Document section:

----

The most common task of GPUs is to render images in real time. When rendering a 3D scene, a key step is to determine which parts of every object are visible in the final image. There are different approaches to solve the visibility problem, the Z-Test being the most common. A main factor that significantly penalizes the energy efficiency of a GPU, especially in the mobile arena, is the so-called overdraw, which happens when a portion of an object is shaded and rendered but finally occluded by another object. This useless work results in a waste of energy; however, a conventional Z-Test only avoids a fraction of it. In this paper we present a novel microarchitectural technique, the Ω-Test, to drastically reduce the overdraw on a Tile-Based Rendering (TBR) architecture. Graphics applications have a great degree of inter-frame coherence, which makes the output of a frame very similar to the previous one. The proposed approach leverages the frame-to-frame coherence by using the resulting information of the Z-Test for a tile (a buffer containing all the calculated pixel depths for a tile), which is discarded by nowadays GPUs, to predict the visibility of the same tile in the next frame. As a result, the Ω-Test early identifies occluded parts of the scene and avoids the rendering of non-visible surfaces eliminating costly computations and off-chip memory accesses. Our experimental evaluation shows average EDP savings in the overall GPU/Memory system of 26.4% and an average speedup of 16.3% for the evaluated benchmarks.
Modern mobile GPUs integrate an increasing number of shader cores to speedup the execution of graphics workloads. Each core integrates a private Texture Cache to apply texturing effects on objects, which is backed-up by a shared L2 cache. However, as in any other memory hierarchy, such organization produces data replication in the upper levels (i.e., the private Texture Caches) to allow for faster accesses at the expense of reducing their overall effective capacity. E.g., in a mobile GPU with four shader cores, about 84.6% of the requested texture blocks are replicated in at least one of the other private Texture Caches.This paper proposes a novel dynamically-mapped Non-Uniform Cache Architecture (NUCA) organization for the private Texture Caches of a mobile GPU aimed at increasing their effective overall capacity and decreasing the overall access latency by attacking data replication. A block missing in a local Texture Cache may be serviced by a remote one at a cost smaller than a round trip to the shared L2. The proposed Dynamic Texture Mapping-NUCA (DTM-NUCA) features a lightweight mapping table, called Affinity Table, that is independent of the L2 cache size, unlike a traditional NUCA organization. The best owner for a given set of blocks is dynamically determined and stored in the Affinity Table to maximize local accesses. The mechanism also allows for a certain amount of replication to favor local accesses where appropriate, without hurting performance due to the small capacity loss resulting from the allowed replication. DTM-NUCA is presented in two flavors. One with a centralized Affinity Table, and another with a distributed Affinity Table . Experimental results show first that the L2 pressure is effectively reduced, eliminating 41.8% of the L2 accesses on average. As for the average latency, DTM-NUCA performs a very effective job at maximizing local over remote accesses, achieving 73.8% of local accesses on average. As a consequence, our novel DTM-NUCA organization obtains an average speedup of 16.9% and overall 7.6% energy savings over a conventional organization.

----

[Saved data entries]
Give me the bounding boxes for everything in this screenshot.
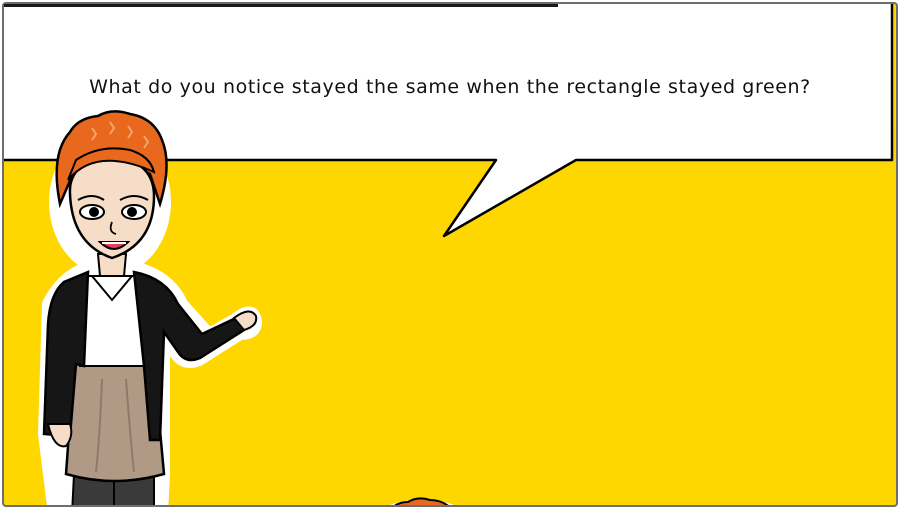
panel-top-accent: [4, 4, 558, 7]
student-head: [389, 497, 455, 505]
comic-panel: What do you notice stayed the same when …: [2, 2, 898, 507]
teacher-jacket-right: [132, 270, 246, 442]
teacher-character: [38, 110, 262, 505]
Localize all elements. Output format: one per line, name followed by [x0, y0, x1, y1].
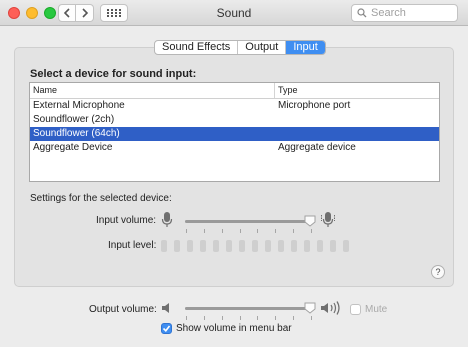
search-field[interactable]	[351, 4, 458, 22]
input-volume-slider[interactable]	[185, 220, 313, 223]
help-button[interactable]: ?	[431, 265, 445, 279]
column-header-type[interactable]: Type	[275, 83, 298, 98]
table-row[interactable]: Aggregate Device Aggregate device	[30, 141, 439, 155]
microphone-low-icon	[161, 212, 173, 227]
show-volume-checkbox-box[interactable]	[161, 323, 172, 334]
input-volume-fill	[185, 220, 311, 223]
output-volume-ticks	[186, 316, 312, 320]
table-row[interactable]: External Microphone Microphone port	[30, 99, 439, 113]
column-header-name[interactable]: Name	[30, 83, 275, 98]
titlebar: Sound	[0, 0, 468, 26]
device-name: External Microphone	[33, 100, 125, 111]
input-level-meter	[161, 240, 349, 252]
output-volume-label: Output volume:	[89, 304, 157, 315]
device-type: Aggregate device	[278, 142, 356, 153]
input-volume-label: Input volume:	[96, 215, 157, 226]
tab-input[interactable]: Input	[286, 41, 325, 54]
input-volume-ticks	[186, 229, 312, 233]
show-volume-checkbox[interactable]: Show volume in menu bar	[161, 323, 292, 334]
search-icon	[357, 8, 367, 18]
checkmark-icon	[162, 325, 171, 333]
input-level-label: Input level:	[108, 240, 157, 251]
show-volume-label: Show volume in menu bar	[176, 323, 292, 334]
device-type	[275, 127, 278, 141]
mute-label: Mute	[365, 304, 388, 315]
input-volume-thumb[interactable]	[304, 215, 316, 227]
device-type: Microphone port	[278, 100, 351, 111]
device-name: Soundflower (2ch)	[33, 114, 115, 125]
search-input[interactable]	[371, 7, 451, 19]
output-volume-fill	[185, 307, 311, 310]
table-row[interactable]: Soundflower (2ch)	[30, 113, 439, 127]
speaker-high-icon	[321, 301, 340, 315]
device-name: Soundflower (64ch)	[33, 128, 120, 139]
tab-bar: Sound Effects Output Input	[154, 40, 326, 55]
device-type	[275, 113, 278, 127]
microphone-high-icon	[321, 212, 335, 227]
output-volume-slider[interactable]	[185, 307, 313, 310]
device-name: Aggregate Device	[33, 142, 113, 153]
table-row-selected[interactable]: Soundflower (64ch)	[30, 127, 439, 141]
tab-sound-effects[interactable]: Sound Effects	[155, 41, 239, 54]
mute-checkbox[interactable]: Mute	[350, 304, 387, 315]
speaker-low-icon	[162, 303, 169, 313]
tab-output[interactable]: Output	[238, 41, 287, 54]
mute-checkbox-box[interactable]	[350, 304, 361, 315]
device-list-heading: Select a device for sound input:	[30, 68, 197, 80]
table-header: Name Type	[30, 83, 439, 99]
output-volume-thumb[interactable]	[304, 302, 316, 314]
input-device-table[interactable]: Name Type External Microphone Microphone…	[29, 82, 440, 182]
settings-label: Settings for the selected device:	[30, 193, 172, 204]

----

Work to do:
• A. List every percentage figure that the GPU abstracts give for the texture cache organization.
• B. Render this sentence from the GPU abstracts in Spanish: "Graphics applications have a great degree of inter-frame coherence, which makes the output of a frame very similar to the previous one."

Results:
• A. 84.6%, 41.8%, 73.8%, 16.9%, 7.6%

• B. Las aplicaciones gráficas tienen un alto grado de coherencia entre fotogramas, lo que hace que la salida de un fotograma sea muy similar a la del anterior.